__What to do__. Quote the whole listing exactly. Leave the pictures out of your copy.

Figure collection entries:

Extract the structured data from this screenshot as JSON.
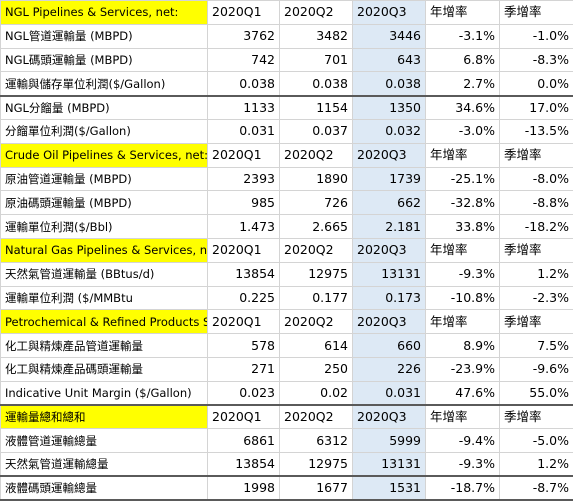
{
  "sections": [
    {
      "title": "NGL Pipelines & Services, net:",
      "headers": [
        "2020Q1",
        "2020Q2",
        "2020Q3",
        "年增率",
        "季增率"
      ],
      "rows": [
        {
          "label": "NGL管道運輸量 (MBPD)",
          "values": [
            "3762",
            "3482",
            "3446",
            "-3.1%",
            "-1.0%"
          ]
        },
        {
          "label": "NGL碼頭運輸量 (MBPD)",
          "values": [
            "742",
            "701",
            "643",
            "6.8%",
            "-8.3%"
          ]
        },
        {
          "label": "運輸與儲存單位利潤($/Gallon)",
          "values": [
            "0.038",
            "0.038",
            "0.038",
            "2.7%",
            "0.0%"
          ]
        },
        {
          "label": "NGL分餾量 (MBPD)",
          "values": [
            "1133",
            "1154",
            "1350",
            "34.6%",
            "17.0%"
          ]
        },
        {
          "label": "分餾單位利潤($/Gallon)",
          "values": [
            "0.031",
            "0.037",
            "0.032",
            "-3.0%",
            "-13.5%"
          ]
        }
      ]
    },
    {
      "title": "Crude Oil Pipelines & Services, net:",
      "headers": [
        "2020Q1",
        "2020Q2",
        "2020Q3",
        "年增率",
        "季增率"
      ],
      "rows": [
        {
          "label": "原油管道運輸量 (MBPD)",
          "values": [
            "2393",
            "1890",
            "1739",
            "-25.1%",
            "-8.0%"
          ]
        },
        {
          "label": "原油碼頭運輸量 (MBPD)",
          "values": [
            "985",
            "726",
            "662",
            "-32.8%",
            "-8.8%"
          ]
        },
        {
          "label": "運輸單位利潤($/Bbl)",
          "values": [
            "1.473",
            "2.665",
            "2.181",
            "33.8%",
            "-18.2%"
          ]
        }
      ]
    },
    {
      "title": "Natural Gas Pipelines & Services, net",
      "headers": [
        "2020Q1",
        "2020Q2",
        "2020Q3",
        "年增率",
        "季增率"
      ],
      "rows": [
        {
          "label": "天然氣管道運輸量 (BBtus/d)",
          "values": [
            "13854",
            "12975",
            "13131",
            "-9.3%",
            "1.2%"
          ]
        },
        {
          "label": "運輸單位利潤 ($/MMBtu",
          "values": [
            "0.225",
            "0.177",
            "0.173",
            "-10.8%",
            "-2.3%"
          ]
        }
      ]
    },
    {
      "title": "Petrochemical & Refined Products Serv",
      "headers": [
        "2020Q1",
        "2020Q2",
        "2020Q3",
        "年增率",
        "季增率"
      ],
      "rows": [
        {
          "label": "化工與精煉產品管道運輸量",
          "values": [
            "578",
            "614",
            "660",
            "8.9%",
            "7.5%"
          ]
        },
        {
          "label": "化工與精煉產品碼頭運輸量",
          "values": [
            "271",
            "250",
            "226",
            "-23.9%",
            "-9.6%"
          ]
        },
        {
          "label": "Indicative Unit Margin ($/Gallon)",
          "values": [
            "0.023",
            "0.02",
            "0.031",
            "47.6%",
            "55.0%"
          ]
        }
      ]
    },
    {
      "title": "運輸量總和總和",
      "headers": [
        "2020Q1",
        "2020Q2",
        "2020Q3",
        "年增率",
        "季增率"
      ],
      "rows": [
        {
          "label": "液體管道運輸總量",
          "values": [
            "6861",
            "6312",
            "5999",
            "-9.4%",
            "-5.0%"
          ]
        },
        {
          "label": "天然氣管道運輸總量",
          "values": [
            "13854",
            "12975",
            "13131",
            "-9.3%",
            "1.2%"
          ]
        },
        {
          "label": "液體碼頭運輸總量",
          "values": [
            "1998",
            "1677",
            "1531",
            "-18.7%",
            "-8.7%"
          ]
        }
      ]
    }
  ],
  "colors": {
    "highlight": "#ffff00",
    "q3_column": "#dde9f5",
    "grid": "#d4d4d4"
  }
}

__Complete output__.
Extract the structured data from this screenshot as JSON.
{
  "sections": [
    {
      "title": "NGL Pipelines & Services, net:",
      "headers": [
        "2020Q1",
        "2020Q2",
        "2020Q3",
        "年增率",
        "季增率"
      ],
      "rows": [
        {
          "label": "NGL管道運輸量 (MBPD)",
          "values": [
            "3762",
            "3482",
            "3446",
            "-3.1%",
            "-1.0%"
          ]
        },
        {
          "label": "NGL碼頭運輸量 (MBPD)",
          "values": [
            "742",
            "701",
            "643",
            "6.8%",
            "-8.3%"
          ]
        },
        {
          "label": "運輸與儲存單位利潤($/Gallon)",
          "values": [
            "0.038",
            "0.038",
            "0.038",
            "2.7%",
            "0.0%"
          ]
        },
        {
          "label": "NGL分餾量 (MBPD)",
          "values": [
            "1133",
            "1154",
            "1350",
            "34.6%",
            "17.0%"
          ]
        },
        {
          "label": "分餾單位利潤($/Gallon)",
          "values": [
            "0.031",
            "0.037",
            "0.032",
            "-3.0%",
            "-13.5%"
          ]
        }
      ]
    },
    {
      "title": "Crude Oil Pipelines & Services, net:",
      "headers": [
        "2020Q1",
        "2020Q2",
        "2020Q3",
        "年增率",
        "季增率"
      ],
      "rows": [
        {
          "label": "原油管道運輸量 (MBPD)",
          "values": [
            "2393",
            "1890",
            "1739",
            "-25.1%",
            "-8.0%"
          ]
        },
        {
          "label": "原油碼頭運輸量 (MBPD)",
          "values": [
            "985",
            "726",
            "662",
            "-32.8%",
            "-8.8%"
          ]
        },
        {
          "label": "運輸單位利潤($/Bbl)",
          "values": [
            "1.473",
            "2.665",
            "2.181",
            "33.8%",
            "-18.2%"
          ]
        }
      ]
    },
    {
      "title": "Natural Gas Pipelines & Services, net",
      "headers": [
        "2020Q1",
        "2020Q2",
        "2020Q3",
        "年增率",
        "季增率"
      ],
      "rows": [
        {
          "label": "天然氣管道運輸量 (BBtus/d)",
          "values": [
            "13854",
            "12975",
            "13131",
            "-9.3%",
            "1.2%"
          ]
        },
        {
          "label": "運輸單位利潤 ($/MMBtu",
          "values": [
            "0.225",
            "0.177",
            "0.173",
            "-10.8%",
            "-2.3%"
          ]
        }
      ]
    },
    {
      "title": "Petrochemical & Refined Products Serv",
      "headers": [
        "2020Q1",
        "2020Q2",
        "2020Q3",
        "年增率",
        "季增率"
      ],
      "rows": [
        {
          "label": "化工與精煉產品管道運輸量",
          "values": [
            "578",
            "614",
            "660",
            "8.9%",
            "7.5%"
          ]
        },
        {
          "label": "化工與精煉產品碼頭運輸量",
          "values": [
            "271",
            "250",
            "226",
            "-23.9%",
            "-9.6%"
          ]
        },
        {
          "label": "Indicative Unit Margin ($/Gallon)",
          "values": [
            "0.023",
            "0.02",
            "0.031",
            "47.6%",
            "55.0%"
          ]
        }
      ]
    },
    {
      "title": "運輸量總和總和",
      "headers": [
        "2020Q1",
        "2020Q2",
        "2020Q3",
        "年增率",
        "季增率"
      ],
      "rows": [
        {
          "label": "液體管道運輸總量",
          "values": [
            "6861",
            "6312",
            "5999",
            "-9.4%",
            "-5.0%"
          ]
        },
        {
          "label": "天然氣管道運輸總量",
          "values": [
            "13854",
            "12975",
            "13131",
            "-9.3%",
            "1.2%"
          ]
        },
        {
          "label": "液體碼頭運輸總量",
          "values": [
            "1998",
            "1677",
            "1531",
            "-18.7%",
            "-8.7%"
          ]
        }
      ]
    }
  ],
  "colors": {
    "highlight": "#ffff00",
    "q3_column": "#dde9f5",
    "grid": "#d4d4d4"
  }
}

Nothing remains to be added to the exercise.